begin

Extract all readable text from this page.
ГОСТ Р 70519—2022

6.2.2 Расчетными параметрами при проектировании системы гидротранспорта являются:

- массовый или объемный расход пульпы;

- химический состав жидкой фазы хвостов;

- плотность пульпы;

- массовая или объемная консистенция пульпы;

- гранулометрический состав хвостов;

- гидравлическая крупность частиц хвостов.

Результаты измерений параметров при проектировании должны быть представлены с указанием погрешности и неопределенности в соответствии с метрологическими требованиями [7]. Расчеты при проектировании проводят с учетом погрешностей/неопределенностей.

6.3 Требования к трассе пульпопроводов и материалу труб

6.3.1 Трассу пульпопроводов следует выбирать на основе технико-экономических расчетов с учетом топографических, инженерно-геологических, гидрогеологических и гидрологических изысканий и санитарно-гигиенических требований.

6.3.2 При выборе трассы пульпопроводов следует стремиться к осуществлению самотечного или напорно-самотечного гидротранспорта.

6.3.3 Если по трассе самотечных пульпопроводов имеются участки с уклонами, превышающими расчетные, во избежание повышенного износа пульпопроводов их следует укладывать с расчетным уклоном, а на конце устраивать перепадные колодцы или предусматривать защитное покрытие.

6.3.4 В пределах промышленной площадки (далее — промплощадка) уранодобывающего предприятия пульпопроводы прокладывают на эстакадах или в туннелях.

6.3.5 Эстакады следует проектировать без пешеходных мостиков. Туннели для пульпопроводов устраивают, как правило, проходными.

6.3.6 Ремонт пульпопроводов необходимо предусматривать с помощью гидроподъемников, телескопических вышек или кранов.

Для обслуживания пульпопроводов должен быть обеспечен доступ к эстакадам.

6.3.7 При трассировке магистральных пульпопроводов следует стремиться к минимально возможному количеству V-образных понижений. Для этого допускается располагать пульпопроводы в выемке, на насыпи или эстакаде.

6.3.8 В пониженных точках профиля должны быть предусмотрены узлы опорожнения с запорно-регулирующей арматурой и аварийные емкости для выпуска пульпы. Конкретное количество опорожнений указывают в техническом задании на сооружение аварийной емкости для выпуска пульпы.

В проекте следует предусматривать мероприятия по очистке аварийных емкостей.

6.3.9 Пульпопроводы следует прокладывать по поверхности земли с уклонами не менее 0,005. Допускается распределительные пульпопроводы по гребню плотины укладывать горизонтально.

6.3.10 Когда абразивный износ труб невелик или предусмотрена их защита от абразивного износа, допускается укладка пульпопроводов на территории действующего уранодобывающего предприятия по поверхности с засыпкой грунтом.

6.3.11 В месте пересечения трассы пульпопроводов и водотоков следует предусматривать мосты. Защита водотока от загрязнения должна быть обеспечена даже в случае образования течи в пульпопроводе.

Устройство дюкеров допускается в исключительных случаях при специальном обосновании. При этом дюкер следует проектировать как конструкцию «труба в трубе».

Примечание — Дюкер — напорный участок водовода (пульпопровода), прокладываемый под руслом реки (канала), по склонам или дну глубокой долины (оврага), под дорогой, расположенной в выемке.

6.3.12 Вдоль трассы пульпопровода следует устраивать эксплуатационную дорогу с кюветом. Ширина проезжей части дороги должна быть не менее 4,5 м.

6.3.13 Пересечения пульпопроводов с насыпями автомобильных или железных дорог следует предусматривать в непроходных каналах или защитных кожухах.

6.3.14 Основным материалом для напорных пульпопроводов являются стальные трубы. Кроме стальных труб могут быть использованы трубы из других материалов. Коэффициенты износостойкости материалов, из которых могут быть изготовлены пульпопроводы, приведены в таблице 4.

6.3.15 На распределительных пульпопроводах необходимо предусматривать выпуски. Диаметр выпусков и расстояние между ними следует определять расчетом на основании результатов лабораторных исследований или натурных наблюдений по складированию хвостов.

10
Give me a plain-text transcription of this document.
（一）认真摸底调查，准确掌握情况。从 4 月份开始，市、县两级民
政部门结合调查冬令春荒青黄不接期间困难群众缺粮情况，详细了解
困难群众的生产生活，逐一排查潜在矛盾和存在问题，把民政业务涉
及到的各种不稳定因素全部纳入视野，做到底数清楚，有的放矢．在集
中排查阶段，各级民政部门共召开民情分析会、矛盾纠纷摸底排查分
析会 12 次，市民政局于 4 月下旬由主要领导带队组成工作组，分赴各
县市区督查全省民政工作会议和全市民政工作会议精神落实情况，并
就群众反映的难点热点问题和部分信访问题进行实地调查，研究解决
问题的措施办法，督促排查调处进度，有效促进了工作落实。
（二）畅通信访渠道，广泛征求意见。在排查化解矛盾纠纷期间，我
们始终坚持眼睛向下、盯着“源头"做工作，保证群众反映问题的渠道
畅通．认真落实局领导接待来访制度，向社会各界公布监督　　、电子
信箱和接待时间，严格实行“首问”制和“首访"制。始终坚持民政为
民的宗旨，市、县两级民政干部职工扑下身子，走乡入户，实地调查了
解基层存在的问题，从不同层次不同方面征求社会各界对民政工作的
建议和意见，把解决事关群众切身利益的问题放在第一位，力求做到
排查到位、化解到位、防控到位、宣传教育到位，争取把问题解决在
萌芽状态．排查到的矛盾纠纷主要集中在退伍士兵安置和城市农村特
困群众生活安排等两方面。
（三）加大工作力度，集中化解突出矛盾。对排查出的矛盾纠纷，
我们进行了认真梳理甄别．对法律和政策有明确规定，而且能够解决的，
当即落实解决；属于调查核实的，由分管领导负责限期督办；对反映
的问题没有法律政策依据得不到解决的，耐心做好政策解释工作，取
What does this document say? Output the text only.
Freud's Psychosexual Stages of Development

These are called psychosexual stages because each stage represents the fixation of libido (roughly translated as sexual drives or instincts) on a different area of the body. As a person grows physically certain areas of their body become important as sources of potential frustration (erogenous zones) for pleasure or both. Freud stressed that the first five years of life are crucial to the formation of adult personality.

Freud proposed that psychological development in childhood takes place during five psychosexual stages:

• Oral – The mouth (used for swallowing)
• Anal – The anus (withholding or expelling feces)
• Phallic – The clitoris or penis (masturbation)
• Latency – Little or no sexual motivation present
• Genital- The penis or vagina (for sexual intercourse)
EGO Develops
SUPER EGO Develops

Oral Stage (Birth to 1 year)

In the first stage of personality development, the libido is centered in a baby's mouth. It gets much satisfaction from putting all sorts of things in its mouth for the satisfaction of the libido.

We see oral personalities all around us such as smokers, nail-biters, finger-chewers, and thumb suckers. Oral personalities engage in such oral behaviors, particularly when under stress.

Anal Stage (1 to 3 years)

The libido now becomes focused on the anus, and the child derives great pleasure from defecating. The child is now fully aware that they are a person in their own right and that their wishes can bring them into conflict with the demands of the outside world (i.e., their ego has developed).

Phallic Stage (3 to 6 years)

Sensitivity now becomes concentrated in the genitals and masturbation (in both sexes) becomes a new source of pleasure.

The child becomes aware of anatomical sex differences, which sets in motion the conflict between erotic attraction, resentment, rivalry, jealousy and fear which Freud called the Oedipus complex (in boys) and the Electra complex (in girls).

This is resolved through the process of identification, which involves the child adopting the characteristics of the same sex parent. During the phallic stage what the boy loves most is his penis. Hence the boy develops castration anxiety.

end

PROBLEM REQUIREMENTS.
Identify and extract each line of the listing that contains "состав".

TASK RESPONSE.
- химический состав жидкой фазы хвостов;
- гранулометрический состав хвостов;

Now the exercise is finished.